## PROBLEM TO WORK ON
Write out each record again exactly as it stands.

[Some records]
━━━━

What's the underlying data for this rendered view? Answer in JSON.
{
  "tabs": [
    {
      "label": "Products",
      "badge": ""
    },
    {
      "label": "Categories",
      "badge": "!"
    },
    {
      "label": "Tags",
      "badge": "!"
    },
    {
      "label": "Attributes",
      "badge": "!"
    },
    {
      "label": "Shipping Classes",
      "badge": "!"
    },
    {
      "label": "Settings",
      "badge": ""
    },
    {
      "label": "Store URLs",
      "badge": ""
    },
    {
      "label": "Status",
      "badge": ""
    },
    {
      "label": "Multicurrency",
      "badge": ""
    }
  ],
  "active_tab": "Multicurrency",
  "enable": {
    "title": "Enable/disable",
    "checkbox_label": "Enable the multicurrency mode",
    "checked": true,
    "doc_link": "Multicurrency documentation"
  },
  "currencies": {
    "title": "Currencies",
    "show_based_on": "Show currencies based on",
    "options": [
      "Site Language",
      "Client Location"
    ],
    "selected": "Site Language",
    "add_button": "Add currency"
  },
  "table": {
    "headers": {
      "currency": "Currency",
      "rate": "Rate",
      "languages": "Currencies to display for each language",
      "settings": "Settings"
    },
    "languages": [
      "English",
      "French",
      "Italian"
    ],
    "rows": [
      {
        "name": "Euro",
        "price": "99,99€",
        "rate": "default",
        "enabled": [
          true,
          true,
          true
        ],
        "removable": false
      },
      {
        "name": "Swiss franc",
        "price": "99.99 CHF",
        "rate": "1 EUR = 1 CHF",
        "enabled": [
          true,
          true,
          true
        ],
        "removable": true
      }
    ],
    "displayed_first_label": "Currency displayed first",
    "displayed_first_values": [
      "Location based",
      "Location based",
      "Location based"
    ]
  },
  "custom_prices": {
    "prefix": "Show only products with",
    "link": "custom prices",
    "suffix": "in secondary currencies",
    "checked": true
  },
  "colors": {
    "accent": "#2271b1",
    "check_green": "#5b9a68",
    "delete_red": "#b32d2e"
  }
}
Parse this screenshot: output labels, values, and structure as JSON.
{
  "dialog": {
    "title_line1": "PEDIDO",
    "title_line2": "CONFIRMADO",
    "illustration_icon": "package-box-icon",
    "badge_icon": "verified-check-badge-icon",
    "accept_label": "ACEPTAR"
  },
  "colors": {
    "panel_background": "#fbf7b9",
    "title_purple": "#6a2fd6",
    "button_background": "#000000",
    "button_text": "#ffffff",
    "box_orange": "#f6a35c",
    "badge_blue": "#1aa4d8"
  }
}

━━━━

## EXERCISE ANSWER
What's the underlying data for this rendered view? Answer in JSON.
{
  "tabs": [
    {
      "label": "Products",
      "badge": ""
    },
    {
      "label": "Categories",
      "badge": "!"
    },
    {
      "label": "Tags",
      "badge": "!"
    },
    {
      "label": "Attributes",
      "badge": "!"
    },
    {
      "label": "Shipping Classes",
      "badge": "!"
    },
    {
      "label": "Settings",
      "badge": ""
    },
    {
      "label": "Store URLs",
      "badge": ""
    },
    {
      "label": "Status",
      "badge": ""
    },
    {
      "label": "Multicurrency",
      "badge": ""
    }
  ],
  "active_tab": "Multicurrency",
  "enable": {
    "title": "Enable/disable",
    "checkbox_label": "Enable the multicurrency mode",
    "checked": true,
    "doc_link": "Multicurrency documentation"
  },
  "currencies": {
    "title": "Currencies",
    "show_based_on": "Show currencies based on",
    "options": [
      "Site Language",
      "Client Location"
    ],
    "selected": "Site Language",
    "add_button": "Add currency"
  },
  "table": {
    "headers": {
      "currency": "Currency",
      "rate": "Rate",
      "languages": "Currencies to display for each language",
      "settings": "Settings"
    },
    "languages": [
      "English",
      "French",
      "Italian"
    ],
    "rows": [
      {
        "name": "Euro",
        "price": "99,99€",
        "rate": "default",
        "enabled": [
          true,
          true,
          true
        ],
        "removable": false
      },
      {
        "name": "Swiss franc",
        "price": "99.99 CHF",
        "rate": "1 EUR = 1 CHF",
        "enabled": [
          true,
          true,
          true
        ],
        "removable": true
      }
    ],
    "displayed_first_label": "Currency displayed first",
    "displayed_first_values": [
      "Location based",
      "Location based",
      "Location based"
    ]
  },
  "custom_prices": {
    "prefix": "Show only products with",
    "link": "custom prices",
    "suffix": "in secondary currencies",
    "checked": true
  },
  "colors": {
    "accent": "#2271b1",
    "check_green": "#5b9a68",
    "delete_red": "#b32d2e"
  }
}
Parse this screenshot: output labels, values, and structure as JSON.
{
  "dialog": {
    "title_line1": "PEDIDO",
    "title_line2": "CONFIRMADO",
    "illustration_icon": "package-box-icon",
    "badge_icon": "verified-check-badge-icon",
    "accept_label": "ACEPTAR"
  },
  "colors": {
    "panel_background": "#fbf7b9",
    "title_purple": "#6a2fd6",
    "button_background": "#000000",
    "button_text": "#ffffff",
    "box_orange": "#f6a35c",
    "badge_blue": "#1aa4d8"
  }
}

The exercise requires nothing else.